__Record set__.
--- BEGIN ---

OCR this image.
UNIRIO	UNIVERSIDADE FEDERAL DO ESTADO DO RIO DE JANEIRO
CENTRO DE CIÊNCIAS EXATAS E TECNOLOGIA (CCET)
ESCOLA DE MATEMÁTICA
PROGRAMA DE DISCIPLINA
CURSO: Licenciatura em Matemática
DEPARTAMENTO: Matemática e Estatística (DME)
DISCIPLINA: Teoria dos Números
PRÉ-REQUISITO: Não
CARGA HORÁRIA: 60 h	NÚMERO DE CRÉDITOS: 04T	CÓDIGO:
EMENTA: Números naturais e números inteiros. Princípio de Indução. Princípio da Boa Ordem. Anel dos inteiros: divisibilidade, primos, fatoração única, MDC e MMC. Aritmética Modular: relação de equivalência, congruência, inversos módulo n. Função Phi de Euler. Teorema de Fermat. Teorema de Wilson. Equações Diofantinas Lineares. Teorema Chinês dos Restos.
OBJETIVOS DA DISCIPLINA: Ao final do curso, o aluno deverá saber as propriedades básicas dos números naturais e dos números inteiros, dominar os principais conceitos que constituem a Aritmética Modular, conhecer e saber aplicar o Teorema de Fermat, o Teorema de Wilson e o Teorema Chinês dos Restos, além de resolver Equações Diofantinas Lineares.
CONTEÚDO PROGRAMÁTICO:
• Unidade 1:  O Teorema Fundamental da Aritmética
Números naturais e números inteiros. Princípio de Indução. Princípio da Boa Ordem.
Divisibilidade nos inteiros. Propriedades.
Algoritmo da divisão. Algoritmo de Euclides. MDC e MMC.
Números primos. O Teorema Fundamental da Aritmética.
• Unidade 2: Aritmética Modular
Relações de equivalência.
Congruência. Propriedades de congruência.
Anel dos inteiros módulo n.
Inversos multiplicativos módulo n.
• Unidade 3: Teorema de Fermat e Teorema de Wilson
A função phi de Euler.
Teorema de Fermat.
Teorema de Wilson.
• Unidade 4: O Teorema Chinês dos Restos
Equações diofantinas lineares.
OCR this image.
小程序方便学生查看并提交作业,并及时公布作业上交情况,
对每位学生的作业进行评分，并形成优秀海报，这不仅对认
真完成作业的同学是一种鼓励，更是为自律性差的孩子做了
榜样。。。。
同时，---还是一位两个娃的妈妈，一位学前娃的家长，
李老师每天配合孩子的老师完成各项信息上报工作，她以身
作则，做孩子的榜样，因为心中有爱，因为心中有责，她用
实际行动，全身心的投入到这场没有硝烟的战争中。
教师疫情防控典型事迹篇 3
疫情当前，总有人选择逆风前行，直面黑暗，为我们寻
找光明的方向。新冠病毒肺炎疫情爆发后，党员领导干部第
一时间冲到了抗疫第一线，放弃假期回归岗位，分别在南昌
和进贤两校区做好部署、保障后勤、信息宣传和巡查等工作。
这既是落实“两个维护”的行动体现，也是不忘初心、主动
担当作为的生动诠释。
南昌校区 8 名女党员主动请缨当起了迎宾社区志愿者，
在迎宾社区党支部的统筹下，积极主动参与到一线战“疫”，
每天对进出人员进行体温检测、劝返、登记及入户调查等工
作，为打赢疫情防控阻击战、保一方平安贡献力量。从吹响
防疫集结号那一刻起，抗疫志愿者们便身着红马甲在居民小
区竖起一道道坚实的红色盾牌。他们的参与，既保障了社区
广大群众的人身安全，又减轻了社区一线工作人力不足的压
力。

--- END ---

__Your objective__. Using the records above, select and copy every line that has the word "módulo".

__Response__.
EMENTA: Números naturais e números inteiros. Princípio de Indução. Princípio da Boa Ordem. Anel dos inteiros: divisibilidade, primos, fatoração única, MDC e MMC. Aritmética Modular: relação de equivalência, congruência, inversos módulo n. Função Phi de Euler. Teorema de Fermat. Teorema de Wilson. Equações Diofantinas Lineares. Teorema Chinês dos Restos.
Anel dos inteiros módulo n.
Inversos multiplicativos módulo n.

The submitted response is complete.